* _The task_:
Return all of the entries exactly, with nothing added or left out.

__________________________________________________

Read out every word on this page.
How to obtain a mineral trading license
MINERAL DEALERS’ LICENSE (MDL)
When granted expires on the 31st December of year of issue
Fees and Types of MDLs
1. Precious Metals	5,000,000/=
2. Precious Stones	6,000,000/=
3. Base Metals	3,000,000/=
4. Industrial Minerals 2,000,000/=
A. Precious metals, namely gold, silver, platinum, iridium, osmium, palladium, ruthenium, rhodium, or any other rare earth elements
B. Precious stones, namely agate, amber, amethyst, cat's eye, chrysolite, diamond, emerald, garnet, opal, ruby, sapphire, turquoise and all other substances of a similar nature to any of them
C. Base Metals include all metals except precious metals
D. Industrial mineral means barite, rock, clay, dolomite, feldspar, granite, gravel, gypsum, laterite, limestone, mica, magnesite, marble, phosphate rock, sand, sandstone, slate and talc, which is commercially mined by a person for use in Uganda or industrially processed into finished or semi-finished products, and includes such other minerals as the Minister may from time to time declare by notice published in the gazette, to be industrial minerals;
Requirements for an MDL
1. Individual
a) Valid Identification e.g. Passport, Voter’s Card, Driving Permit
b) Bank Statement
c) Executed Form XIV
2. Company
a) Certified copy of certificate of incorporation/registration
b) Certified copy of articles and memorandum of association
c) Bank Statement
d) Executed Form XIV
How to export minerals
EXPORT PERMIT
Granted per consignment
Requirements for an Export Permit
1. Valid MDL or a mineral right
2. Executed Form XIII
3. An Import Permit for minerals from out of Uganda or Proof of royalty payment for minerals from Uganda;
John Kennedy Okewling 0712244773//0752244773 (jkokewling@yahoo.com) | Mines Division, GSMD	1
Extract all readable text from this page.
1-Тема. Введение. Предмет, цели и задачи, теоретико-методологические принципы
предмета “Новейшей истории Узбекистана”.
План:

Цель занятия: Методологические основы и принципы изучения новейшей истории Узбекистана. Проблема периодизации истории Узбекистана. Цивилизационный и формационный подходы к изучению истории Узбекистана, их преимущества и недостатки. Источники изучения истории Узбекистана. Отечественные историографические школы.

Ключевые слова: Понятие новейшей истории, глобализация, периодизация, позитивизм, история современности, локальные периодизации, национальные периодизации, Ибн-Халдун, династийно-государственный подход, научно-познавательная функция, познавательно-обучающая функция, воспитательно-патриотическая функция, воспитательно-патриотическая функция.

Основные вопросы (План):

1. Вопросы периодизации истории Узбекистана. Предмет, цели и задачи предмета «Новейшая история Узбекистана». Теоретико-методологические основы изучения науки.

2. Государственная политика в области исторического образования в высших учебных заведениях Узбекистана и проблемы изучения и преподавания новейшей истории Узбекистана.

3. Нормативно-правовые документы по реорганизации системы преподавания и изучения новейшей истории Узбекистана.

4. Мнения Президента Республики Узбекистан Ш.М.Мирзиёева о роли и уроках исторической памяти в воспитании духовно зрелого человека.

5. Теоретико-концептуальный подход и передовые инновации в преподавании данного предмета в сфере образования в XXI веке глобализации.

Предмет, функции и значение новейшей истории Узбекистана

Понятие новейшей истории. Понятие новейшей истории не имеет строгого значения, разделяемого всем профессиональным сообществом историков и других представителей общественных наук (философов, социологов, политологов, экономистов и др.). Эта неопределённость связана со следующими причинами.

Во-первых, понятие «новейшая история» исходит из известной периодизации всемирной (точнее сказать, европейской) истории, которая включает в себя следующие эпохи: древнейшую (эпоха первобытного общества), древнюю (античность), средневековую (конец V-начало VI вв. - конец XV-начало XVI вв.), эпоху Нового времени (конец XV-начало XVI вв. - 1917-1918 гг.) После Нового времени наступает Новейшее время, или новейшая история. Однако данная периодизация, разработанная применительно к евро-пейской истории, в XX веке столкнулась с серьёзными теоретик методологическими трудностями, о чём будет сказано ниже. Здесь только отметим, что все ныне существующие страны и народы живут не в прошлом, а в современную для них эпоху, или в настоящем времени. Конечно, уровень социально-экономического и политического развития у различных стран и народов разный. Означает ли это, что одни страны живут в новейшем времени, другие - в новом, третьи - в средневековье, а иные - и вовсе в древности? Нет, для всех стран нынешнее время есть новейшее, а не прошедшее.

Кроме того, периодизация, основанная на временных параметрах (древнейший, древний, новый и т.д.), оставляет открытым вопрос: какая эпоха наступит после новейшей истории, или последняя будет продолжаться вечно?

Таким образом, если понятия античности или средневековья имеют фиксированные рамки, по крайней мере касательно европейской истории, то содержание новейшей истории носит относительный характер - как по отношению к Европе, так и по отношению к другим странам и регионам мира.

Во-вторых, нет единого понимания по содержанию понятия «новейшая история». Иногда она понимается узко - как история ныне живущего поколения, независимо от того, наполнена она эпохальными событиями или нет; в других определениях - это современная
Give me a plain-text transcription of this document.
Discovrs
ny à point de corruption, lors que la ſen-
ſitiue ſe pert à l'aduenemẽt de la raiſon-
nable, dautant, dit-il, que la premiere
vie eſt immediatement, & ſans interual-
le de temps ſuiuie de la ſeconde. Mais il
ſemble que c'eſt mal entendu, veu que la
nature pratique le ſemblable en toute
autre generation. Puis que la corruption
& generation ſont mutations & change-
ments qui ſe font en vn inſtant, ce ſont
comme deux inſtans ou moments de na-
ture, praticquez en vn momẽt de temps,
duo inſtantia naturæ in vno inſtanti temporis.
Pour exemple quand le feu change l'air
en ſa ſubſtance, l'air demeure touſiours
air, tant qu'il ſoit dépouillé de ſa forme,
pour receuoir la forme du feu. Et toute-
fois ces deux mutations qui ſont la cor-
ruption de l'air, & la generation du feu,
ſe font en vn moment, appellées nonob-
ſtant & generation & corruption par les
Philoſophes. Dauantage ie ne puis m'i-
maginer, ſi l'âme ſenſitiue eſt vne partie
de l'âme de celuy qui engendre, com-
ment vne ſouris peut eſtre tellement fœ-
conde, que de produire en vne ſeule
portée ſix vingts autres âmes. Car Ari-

__________________________________________________

* _Result of this exercise_:
Read out every word on this page.
How to obtain a mineral trading license
MINERAL DEALERS’ LICENSE (MDL)
When granted expires on the 31st December of year of issue
Fees and Types of MDLs
1. Precious Metals	5,000,000/=
2. Precious Stones	6,000,000/=
3. Base Metals	3,000,000/=
4. Industrial Minerals 2,000,000/=
A. Precious metals, namely gold, silver, platinum, iridium, osmium, palladium, ruthenium, rhodium, or any other rare earth elements
B. Precious stones, namely agate, amber, amethyst, cat's eye, chrysolite, diamond, emerald, garnet, opal, ruby, sapphire, turquoise and all other substances of a similar nature to any of them
C. Base Metals include all metals except precious metals
D. Industrial mineral means barite, rock, clay, dolomite, feldspar, granite, gravel, gypsum, laterite, limestone, mica, magnesite, marble, phosphate rock, sand, sandstone, slate and talc, which is commercially mined by a person for use in Uganda or industrially processed into finished or semi-finished products, and includes such other minerals as the Minister may from time to time declare by notice published in the gazette, to be industrial minerals;
Requirements for an MDL
1. Individual
a) Valid Identification e.g. Passport, Voter’s Card, Driving Permit
b) Bank Statement
c) Executed Form XIV
2. Company
a) Certified copy of certificate of incorporation/registration
b) Certified copy of articles and memorandum of association
c) Bank Statement
d) Executed Form XIV
How to export minerals
EXPORT PERMIT
Granted per consignment
Requirements for an Export Permit
1. Valid MDL or a mineral right
2. Executed Form XIII
3. An Import Permit for minerals from out of Uganda or Proof of royalty payment for minerals from Uganda;
John Kennedy Okewling 0712244773//0752244773 (jkokewling@yahoo.com) | Mines Division, GSMD	1
Extract all readable text from this page.
1-Тема. Введение. Предмет, цели и задачи, теоретико-методологические принципы
предмета “Новейшей истории Узбекистана”.
План:

Цель занятия: Методологические основы и принципы изучения новейшей истории Узбекистана. Проблема периодизации истории Узбекистана. Цивилизационный и формационный подходы к изучению истории Узбекистана, их преимущества и недостатки. Источники изучения истории Узбекистана. Отечественные историографические школы.

Ключевые слова: Понятие новейшей истории, глобализация, периодизация, позитивизм, история современности, локальные периодизации, национальные периодизации, Ибн-Халдун, династийно-государственный подход, научно-познавательная функция, познавательно-обучающая функция, воспитательно-патриотическая функция, воспитательно-патриотическая функция.

Основные вопросы (План):

1. Вопросы периодизации истории Узбекистана. Предмет, цели и задачи предмета «Новейшая история Узбекистана». Теоретико-методологические основы изучения науки.

2. Государственная политика в области исторического образования в высших учебных заведениях Узбекистана и проблемы изучения и преподавания новейшей истории Узбекистана.

3. Нормативно-правовые документы по реорганизации системы преподавания и изучения новейшей истории Узбекистана.

4. Мнения Президента Республики Узбекистан Ш.М.Мирзиёева о роли и уроках исторической памяти в воспитании духовно зрелого человека.

5. Теоретико-концептуальный подход и передовые инновации в преподавании данного предмета в сфере образования в XXI веке глобализации.

Предмет, функции и значение новейшей истории Узбекистана

Понятие новейшей истории. Понятие новейшей истории не имеет строгого значения, разделяемого всем профессиональным сообществом историков и других представителей общественных наук (философов, социологов, политологов, экономистов и др.). Эта неопределённость связана со следующими причинами.

Во-первых, понятие «новейшая история» исходит из известной периодизации всемирной (точнее сказать, европейской) истории, которая включает в себя следующие эпохи: древнейшую (эпоха первобытного общества), древнюю (античность), средневековую (конец V-начало VI вв. - конец XV-начало XVI вв.), эпоху Нового времени (конец XV-начало XVI вв. - 1917-1918 гг.) После Нового времени наступает Новейшее время, или новейшая история. Однако данная периодизация, разработанная применительно к евро-пейской истории, в XX веке столкнулась с серьёзными теоретик методологическими трудностями, о чём будет сказано ниже. Здесь только отметим, что все ныне существующие страны и народы живут не в прошлом, а в современную для них эпоху, или в настоящем времени. Конечно, уровень социально-экономического и политического развития у различных стран и народов разный. Означает ли это, что одни страны живут в новейшем времени, другие - в новом, третьи - в средневековье, а иные - и вовсе в древности? Нет, для всех стран нынешнее время есть новейшее, а не прошедшее.

Кроме того, периодизация, основанная на временных параметрах (древнейший, древний, новый и т.д.), оставляет открытым вопрос: какая эпоха наступит после новейшей истории, или последняя будет продолжаться вечно?

Таким образом, если понятия античности или средневековья имеют фиксированные рамки, по крайней мере касательно европейской истории, то содержание новейшей истории носит относительный характер - как по отношению к Европе, так и по отношению к другим странам и регионам мира.

Во-вторых, нет единого понимания по содержанию понятия «новейшая история». Иногда она понимается узко - как история ныне живущего поколения, независимо от того, наполнена она эпохальными событиями или нет; в других определениях - это современная
Give me a plain-text transcription of this document.
Discovrs
ny à point de corruption, lors que la ſen-
ſitiue ſe pert à l'aduenemẽt de la raiſon-
nable, dautant, dit-il, que la premiere
vie eſt immediatement, & ſans interual-
le de temps ſuiuie de la ſeconde. Mais il
ſemble que c'eſt mal entendu, veu que la
nature pratique le ſemblable en toute
autre generation. Puis que la corruption
& generation ſont mutations & change-
ments qui ſe font en vn inſtant, ce ſont
comme deux inſtans ou moments de na-
ture, praticquez en vn momẽt de temps,
duo inſtantia naturæ in vno inſtanti temporis.
Pour exemple quand le feu change l'air
en ſa ſubſtance, l'air demeure touſiours
air, tant qu'il ſoit dépouillé de ſa forme,
pour receuoir la forme du feu. Et toute-
fois ces deux mutations qui ſont la cor-
ruption de l'air, & la generation du feu,
ſe font en vn moment, appellées nonob-
ſtant & generation & corruption par les
Philoſophes. Dauantage ie ne puis m'i-
maginer, ſi l'âme ſenſitiue eſt vne partie
de l'âme de celuy qui engendre, com-
ment vne ſouris peut eſtre tellement fœ-
conde, que de produire en vne ſeule
portée ſix vingts autres âmes. Car Ari-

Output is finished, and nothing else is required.